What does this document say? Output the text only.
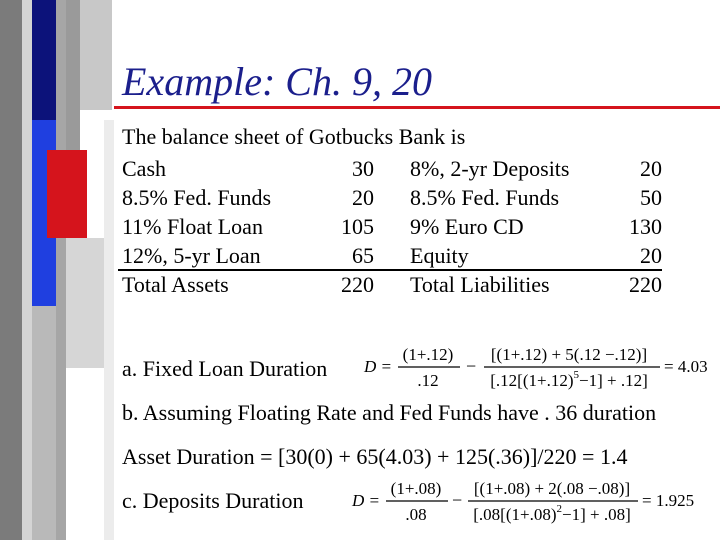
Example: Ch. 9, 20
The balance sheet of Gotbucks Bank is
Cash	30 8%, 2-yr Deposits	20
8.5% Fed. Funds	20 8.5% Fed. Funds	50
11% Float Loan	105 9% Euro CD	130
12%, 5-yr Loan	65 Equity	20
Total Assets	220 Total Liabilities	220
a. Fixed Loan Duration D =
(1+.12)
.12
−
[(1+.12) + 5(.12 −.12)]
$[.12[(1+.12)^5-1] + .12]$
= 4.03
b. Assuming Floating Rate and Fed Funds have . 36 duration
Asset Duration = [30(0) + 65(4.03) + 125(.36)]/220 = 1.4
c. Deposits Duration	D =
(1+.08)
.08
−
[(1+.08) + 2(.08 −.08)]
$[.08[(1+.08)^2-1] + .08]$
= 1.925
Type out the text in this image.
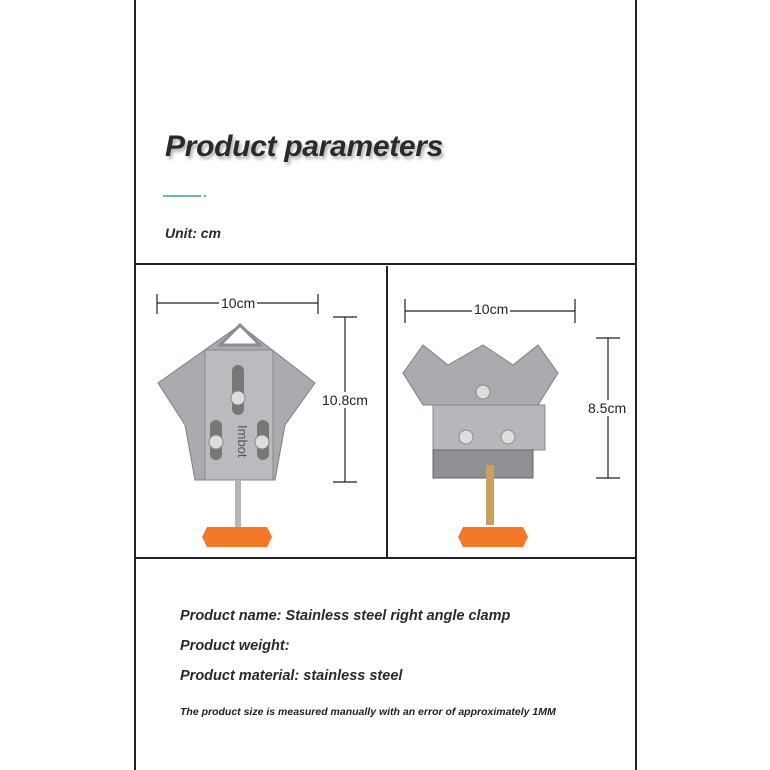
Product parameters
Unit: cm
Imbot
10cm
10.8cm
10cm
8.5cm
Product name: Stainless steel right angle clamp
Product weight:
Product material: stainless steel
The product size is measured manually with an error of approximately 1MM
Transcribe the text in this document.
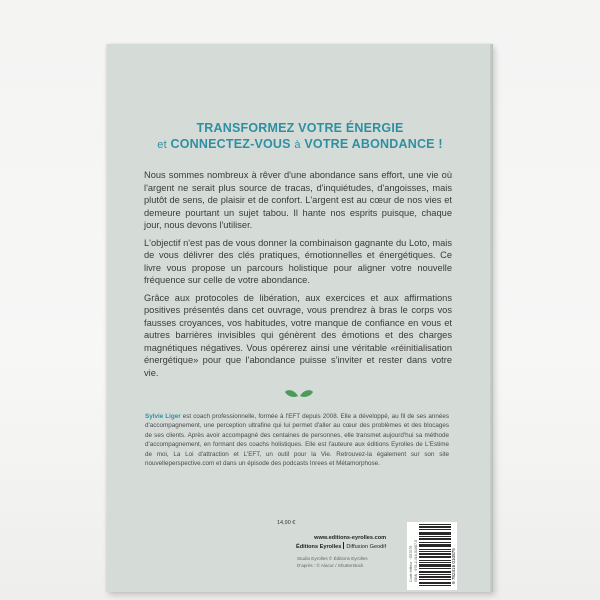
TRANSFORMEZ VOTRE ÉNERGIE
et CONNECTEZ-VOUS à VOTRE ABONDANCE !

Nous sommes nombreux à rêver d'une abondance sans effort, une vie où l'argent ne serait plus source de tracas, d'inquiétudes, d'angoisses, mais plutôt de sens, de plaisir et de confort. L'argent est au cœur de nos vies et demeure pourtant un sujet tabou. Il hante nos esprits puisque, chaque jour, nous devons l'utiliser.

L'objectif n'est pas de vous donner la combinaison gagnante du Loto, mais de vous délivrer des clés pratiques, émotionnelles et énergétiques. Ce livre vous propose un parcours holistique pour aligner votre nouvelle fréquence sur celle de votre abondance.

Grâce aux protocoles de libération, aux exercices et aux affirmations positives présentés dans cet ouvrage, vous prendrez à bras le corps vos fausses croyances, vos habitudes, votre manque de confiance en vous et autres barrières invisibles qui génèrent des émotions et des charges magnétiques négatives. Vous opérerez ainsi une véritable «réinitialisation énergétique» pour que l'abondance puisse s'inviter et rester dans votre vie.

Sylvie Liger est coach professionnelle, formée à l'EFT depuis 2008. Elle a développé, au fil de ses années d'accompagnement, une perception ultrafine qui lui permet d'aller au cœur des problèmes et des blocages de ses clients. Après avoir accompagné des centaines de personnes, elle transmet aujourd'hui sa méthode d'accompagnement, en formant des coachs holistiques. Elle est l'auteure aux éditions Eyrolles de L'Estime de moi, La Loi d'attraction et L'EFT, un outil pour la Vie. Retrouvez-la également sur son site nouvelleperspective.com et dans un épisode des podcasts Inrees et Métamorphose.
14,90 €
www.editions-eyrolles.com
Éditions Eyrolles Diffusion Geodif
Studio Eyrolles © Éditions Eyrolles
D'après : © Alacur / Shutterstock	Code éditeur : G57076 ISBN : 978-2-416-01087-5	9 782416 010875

* * *

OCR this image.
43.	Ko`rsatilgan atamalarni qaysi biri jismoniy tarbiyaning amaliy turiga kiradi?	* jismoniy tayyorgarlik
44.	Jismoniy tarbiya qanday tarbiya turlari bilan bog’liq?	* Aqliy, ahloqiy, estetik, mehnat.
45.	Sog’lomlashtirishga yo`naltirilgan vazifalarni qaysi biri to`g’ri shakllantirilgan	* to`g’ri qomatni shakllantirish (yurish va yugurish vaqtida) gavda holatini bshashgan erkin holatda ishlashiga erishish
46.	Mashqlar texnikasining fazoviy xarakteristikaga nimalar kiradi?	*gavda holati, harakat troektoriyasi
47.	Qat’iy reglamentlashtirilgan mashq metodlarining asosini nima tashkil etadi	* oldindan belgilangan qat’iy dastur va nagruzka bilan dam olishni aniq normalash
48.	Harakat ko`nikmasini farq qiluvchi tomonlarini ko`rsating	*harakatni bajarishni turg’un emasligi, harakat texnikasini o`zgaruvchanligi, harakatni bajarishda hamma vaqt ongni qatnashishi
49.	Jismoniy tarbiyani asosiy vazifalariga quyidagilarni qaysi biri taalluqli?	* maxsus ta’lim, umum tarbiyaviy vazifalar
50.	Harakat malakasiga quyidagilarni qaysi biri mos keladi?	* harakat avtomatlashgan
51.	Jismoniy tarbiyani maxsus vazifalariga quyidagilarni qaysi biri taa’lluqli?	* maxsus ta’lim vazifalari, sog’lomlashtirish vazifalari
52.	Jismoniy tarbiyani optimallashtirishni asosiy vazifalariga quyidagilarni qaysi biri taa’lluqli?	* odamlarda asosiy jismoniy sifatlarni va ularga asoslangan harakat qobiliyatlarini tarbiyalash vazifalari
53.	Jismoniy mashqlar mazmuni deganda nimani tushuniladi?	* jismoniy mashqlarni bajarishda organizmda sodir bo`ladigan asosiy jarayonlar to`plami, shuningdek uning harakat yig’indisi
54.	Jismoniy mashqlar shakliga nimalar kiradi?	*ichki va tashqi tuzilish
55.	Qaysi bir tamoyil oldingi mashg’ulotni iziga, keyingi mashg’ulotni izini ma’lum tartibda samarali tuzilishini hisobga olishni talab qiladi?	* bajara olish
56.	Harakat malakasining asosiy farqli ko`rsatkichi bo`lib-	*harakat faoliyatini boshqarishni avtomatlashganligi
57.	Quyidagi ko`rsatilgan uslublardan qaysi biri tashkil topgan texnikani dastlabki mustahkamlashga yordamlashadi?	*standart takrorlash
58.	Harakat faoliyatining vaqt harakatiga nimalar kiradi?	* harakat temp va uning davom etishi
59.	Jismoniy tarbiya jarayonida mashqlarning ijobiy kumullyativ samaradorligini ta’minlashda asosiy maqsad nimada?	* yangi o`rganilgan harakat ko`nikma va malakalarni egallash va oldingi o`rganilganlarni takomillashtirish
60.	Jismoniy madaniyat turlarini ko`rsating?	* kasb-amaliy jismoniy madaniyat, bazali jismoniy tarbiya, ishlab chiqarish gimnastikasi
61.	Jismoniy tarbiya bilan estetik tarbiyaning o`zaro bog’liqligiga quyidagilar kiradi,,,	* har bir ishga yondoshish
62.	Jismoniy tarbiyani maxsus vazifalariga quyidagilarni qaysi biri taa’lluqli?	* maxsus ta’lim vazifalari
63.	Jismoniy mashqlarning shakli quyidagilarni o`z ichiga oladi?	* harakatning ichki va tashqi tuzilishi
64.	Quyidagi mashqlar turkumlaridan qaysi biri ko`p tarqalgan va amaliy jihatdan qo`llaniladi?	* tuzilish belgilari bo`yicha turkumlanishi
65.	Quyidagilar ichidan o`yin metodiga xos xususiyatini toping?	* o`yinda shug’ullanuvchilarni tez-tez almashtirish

--

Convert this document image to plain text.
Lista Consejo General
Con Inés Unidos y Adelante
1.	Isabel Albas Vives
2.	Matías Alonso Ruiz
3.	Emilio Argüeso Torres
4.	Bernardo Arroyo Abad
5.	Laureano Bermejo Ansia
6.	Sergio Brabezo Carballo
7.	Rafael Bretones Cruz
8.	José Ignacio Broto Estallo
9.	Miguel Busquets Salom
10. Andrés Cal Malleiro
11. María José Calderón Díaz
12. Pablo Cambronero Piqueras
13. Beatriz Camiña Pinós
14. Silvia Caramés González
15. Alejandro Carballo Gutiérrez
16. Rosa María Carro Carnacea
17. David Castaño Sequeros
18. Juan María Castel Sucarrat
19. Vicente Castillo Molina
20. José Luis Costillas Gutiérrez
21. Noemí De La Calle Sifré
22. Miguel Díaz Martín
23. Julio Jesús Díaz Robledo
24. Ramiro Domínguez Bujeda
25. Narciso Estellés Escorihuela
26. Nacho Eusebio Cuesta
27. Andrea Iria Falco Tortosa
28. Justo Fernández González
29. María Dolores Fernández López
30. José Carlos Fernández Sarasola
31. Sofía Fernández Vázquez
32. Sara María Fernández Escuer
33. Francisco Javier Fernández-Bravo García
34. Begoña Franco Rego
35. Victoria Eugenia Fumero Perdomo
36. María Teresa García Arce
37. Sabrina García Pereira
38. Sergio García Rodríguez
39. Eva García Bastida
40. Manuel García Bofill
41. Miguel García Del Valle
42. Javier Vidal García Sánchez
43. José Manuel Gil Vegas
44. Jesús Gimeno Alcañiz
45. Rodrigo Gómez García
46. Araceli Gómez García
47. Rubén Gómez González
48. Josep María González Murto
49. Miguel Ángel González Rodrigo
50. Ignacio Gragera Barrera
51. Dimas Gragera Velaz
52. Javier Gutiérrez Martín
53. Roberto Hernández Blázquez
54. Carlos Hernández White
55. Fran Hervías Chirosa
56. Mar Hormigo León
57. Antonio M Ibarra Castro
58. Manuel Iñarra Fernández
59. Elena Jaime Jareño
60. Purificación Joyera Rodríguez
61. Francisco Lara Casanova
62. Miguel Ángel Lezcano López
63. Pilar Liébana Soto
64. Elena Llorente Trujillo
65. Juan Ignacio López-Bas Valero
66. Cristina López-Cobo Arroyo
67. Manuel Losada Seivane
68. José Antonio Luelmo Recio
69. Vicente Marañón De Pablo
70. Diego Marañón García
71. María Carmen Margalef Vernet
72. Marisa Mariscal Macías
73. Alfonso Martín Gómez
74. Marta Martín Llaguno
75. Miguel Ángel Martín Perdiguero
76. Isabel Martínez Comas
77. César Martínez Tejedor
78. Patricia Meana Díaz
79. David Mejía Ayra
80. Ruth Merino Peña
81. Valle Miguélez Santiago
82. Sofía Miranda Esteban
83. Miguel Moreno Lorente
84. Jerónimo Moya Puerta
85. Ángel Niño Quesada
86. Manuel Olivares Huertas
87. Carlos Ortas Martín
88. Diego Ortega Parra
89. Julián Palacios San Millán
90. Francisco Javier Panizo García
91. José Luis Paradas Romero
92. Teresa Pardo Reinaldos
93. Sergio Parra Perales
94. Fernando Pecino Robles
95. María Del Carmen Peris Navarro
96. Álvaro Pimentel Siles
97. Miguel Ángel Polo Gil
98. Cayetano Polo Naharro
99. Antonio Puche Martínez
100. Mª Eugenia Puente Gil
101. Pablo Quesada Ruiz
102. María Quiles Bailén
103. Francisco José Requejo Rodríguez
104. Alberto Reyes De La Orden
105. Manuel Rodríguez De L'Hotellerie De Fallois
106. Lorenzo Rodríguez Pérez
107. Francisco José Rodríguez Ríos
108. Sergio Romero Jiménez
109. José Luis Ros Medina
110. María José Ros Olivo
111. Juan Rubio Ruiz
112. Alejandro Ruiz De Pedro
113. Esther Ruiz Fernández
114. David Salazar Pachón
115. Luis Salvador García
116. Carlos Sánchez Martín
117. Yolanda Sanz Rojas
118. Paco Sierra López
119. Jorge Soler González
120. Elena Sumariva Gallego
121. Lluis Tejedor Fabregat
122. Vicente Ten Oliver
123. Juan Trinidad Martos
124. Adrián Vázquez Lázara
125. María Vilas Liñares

▶ Requirements:
Copy, from the material above, each line in which the string "Pablo" occurs.

▶ Finished exercise:
12. Pablo Cambronero Piqueras
69. Vicente Marañón De Pablo
101. Pablo Quesada Ruiz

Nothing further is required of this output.